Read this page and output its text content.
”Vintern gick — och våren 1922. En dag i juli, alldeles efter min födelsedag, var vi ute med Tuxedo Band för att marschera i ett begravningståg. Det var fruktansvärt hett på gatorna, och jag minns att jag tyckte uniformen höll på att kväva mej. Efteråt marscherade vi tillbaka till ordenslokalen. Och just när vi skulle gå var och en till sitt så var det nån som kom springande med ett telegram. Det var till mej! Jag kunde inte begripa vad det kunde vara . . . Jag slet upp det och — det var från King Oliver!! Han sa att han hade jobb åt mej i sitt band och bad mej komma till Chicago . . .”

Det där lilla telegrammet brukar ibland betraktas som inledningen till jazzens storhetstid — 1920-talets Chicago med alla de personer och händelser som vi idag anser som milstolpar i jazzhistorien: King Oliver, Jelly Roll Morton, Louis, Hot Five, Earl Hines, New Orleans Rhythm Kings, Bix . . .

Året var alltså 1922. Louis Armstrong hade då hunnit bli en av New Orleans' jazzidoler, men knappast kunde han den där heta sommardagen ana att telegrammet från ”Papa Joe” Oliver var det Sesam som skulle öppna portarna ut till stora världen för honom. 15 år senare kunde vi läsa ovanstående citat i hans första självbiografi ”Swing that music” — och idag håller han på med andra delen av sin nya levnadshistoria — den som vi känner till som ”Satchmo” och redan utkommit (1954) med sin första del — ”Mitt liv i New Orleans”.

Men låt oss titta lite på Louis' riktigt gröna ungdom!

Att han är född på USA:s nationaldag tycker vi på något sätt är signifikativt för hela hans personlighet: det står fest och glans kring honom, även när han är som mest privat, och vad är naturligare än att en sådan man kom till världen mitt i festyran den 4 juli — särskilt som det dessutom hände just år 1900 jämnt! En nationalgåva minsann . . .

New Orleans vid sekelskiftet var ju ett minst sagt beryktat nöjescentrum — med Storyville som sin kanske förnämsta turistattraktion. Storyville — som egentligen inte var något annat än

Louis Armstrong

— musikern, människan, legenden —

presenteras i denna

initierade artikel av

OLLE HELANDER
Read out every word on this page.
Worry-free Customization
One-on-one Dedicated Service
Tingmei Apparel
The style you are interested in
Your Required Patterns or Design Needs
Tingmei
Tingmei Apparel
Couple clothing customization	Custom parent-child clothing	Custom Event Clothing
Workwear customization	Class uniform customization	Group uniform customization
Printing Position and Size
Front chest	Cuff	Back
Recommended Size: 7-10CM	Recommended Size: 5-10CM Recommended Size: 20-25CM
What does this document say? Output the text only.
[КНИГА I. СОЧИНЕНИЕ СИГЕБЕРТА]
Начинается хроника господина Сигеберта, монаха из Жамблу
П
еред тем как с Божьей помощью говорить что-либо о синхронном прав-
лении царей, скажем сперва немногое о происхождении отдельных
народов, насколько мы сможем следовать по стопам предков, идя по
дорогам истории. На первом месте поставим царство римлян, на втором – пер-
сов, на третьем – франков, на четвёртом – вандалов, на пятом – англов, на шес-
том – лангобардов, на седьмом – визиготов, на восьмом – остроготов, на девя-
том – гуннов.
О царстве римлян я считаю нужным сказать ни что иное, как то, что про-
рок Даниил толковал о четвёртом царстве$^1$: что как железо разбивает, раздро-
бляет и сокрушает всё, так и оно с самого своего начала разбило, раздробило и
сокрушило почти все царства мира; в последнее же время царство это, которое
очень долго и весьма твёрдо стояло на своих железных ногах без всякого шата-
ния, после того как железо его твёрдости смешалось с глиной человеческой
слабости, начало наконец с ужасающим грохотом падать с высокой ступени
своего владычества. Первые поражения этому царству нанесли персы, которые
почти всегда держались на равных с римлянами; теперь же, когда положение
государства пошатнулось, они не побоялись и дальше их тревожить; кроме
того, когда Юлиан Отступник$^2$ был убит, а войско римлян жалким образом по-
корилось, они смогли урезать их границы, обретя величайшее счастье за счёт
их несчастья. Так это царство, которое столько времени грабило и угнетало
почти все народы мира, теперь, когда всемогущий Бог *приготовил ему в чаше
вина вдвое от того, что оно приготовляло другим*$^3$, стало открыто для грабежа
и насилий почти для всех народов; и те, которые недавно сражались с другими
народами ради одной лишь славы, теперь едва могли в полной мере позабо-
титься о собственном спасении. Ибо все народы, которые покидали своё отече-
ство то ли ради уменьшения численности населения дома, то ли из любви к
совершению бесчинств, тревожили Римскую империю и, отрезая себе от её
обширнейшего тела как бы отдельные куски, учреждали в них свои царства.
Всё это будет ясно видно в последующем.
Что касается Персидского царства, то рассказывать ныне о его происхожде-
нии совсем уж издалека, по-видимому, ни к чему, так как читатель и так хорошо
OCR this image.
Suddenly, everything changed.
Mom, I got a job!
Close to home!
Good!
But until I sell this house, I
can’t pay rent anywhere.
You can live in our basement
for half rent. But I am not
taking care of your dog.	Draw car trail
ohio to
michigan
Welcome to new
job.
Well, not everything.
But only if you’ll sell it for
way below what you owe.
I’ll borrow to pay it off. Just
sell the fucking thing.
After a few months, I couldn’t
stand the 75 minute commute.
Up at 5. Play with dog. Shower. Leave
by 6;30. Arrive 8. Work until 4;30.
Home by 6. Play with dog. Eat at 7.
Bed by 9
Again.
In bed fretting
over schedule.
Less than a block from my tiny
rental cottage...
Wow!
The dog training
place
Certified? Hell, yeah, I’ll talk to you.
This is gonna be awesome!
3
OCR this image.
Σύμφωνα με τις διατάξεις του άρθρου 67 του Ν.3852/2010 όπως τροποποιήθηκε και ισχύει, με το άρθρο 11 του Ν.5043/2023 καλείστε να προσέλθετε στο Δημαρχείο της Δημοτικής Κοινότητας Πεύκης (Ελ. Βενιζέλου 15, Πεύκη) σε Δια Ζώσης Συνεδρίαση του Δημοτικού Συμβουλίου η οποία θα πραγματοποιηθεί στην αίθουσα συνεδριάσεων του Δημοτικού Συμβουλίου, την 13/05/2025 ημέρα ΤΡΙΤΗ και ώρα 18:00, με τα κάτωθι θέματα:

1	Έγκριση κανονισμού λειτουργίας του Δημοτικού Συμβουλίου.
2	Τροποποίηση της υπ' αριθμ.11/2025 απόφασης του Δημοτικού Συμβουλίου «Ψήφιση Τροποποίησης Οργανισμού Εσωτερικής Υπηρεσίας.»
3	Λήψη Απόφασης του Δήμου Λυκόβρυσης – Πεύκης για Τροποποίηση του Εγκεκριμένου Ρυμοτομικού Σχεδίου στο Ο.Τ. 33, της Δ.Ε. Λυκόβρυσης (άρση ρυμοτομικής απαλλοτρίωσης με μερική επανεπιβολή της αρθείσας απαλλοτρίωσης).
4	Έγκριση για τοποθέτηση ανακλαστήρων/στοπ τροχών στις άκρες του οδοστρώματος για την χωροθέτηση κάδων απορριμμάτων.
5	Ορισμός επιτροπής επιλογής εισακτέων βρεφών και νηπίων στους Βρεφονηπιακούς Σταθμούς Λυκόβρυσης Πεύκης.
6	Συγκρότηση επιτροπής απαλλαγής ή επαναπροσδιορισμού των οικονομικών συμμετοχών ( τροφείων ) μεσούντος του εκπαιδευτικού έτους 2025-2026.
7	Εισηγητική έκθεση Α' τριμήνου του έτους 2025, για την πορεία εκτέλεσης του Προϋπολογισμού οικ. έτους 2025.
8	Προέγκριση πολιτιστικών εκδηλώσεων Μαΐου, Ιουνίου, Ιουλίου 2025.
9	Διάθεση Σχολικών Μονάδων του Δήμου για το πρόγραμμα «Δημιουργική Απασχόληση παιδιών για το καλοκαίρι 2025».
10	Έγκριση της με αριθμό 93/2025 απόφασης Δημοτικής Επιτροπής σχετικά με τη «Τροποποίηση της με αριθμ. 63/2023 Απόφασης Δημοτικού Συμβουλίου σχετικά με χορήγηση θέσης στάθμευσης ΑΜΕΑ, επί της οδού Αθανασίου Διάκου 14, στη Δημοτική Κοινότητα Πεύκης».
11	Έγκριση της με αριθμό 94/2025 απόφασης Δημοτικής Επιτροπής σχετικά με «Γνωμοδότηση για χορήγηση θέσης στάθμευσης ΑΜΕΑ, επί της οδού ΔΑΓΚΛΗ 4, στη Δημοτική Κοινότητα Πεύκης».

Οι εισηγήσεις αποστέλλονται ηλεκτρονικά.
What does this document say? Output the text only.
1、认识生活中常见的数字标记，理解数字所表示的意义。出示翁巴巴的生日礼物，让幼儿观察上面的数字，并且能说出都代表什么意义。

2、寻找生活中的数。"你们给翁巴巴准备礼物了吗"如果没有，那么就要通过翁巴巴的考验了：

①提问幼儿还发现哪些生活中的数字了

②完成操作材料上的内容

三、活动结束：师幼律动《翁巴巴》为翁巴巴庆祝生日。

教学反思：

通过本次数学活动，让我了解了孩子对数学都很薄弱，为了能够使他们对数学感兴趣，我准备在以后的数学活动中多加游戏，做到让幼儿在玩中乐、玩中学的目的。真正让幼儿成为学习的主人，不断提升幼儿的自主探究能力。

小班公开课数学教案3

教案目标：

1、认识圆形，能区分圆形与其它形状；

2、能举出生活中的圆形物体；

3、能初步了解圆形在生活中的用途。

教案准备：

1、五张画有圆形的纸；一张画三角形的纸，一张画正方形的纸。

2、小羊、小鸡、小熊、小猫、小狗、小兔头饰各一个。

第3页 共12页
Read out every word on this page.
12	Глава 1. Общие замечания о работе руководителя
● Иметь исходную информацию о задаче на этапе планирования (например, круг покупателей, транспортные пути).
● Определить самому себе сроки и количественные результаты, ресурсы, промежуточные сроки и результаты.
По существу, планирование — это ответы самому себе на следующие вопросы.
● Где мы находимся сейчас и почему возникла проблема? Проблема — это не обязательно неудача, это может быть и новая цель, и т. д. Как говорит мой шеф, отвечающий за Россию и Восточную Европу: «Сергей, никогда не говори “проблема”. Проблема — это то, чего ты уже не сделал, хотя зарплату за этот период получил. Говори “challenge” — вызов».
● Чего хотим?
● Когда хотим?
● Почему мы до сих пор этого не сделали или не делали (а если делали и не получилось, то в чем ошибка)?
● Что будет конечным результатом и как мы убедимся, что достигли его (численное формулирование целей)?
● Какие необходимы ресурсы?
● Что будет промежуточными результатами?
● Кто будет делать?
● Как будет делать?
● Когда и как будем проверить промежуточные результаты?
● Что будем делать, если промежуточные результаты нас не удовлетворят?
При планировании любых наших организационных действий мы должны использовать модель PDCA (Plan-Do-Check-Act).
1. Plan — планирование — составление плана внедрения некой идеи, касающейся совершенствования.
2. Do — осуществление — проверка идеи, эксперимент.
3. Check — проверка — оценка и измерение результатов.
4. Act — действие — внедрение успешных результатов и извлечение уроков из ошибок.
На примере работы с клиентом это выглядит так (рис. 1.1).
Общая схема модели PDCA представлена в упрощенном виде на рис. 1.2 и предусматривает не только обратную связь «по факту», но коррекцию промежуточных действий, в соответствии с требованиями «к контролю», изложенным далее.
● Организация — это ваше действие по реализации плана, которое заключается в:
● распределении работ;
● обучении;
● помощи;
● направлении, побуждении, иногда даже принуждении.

◆ THE PROBLEM
Keep only those lines of the records that hold "στάθμευσης", and return them.

◆ PROBLEM SOLUTION
10	Έγκριση της με αριθμό 93/2025 απόφασης Δημοτικής Επιτροπής σχετικά με τη «Τροποποίηση της με αριθμ. 63/2023 Απόφασης Δημοτικού Συμβουλίου σχετικά με χορήγηση θέσης στάθμευσης ΑΜΕΑ, επί της οδού Αθανασίου Διάκου 14, στη Δημοτική Κοινότητα Πεύκης».
11	Έγκριση της με αριθμό 94/2025 απόφασης Δημοτικής Επιτροπής σχετικά με «Γνωμοδότηση για χορήγηση θέσης στάθμευσης ΑΜΕΑ, επί της οδού ΔΑΓΚΛΗ 4, στη Δημοτική Κοινότητα Πεύκης».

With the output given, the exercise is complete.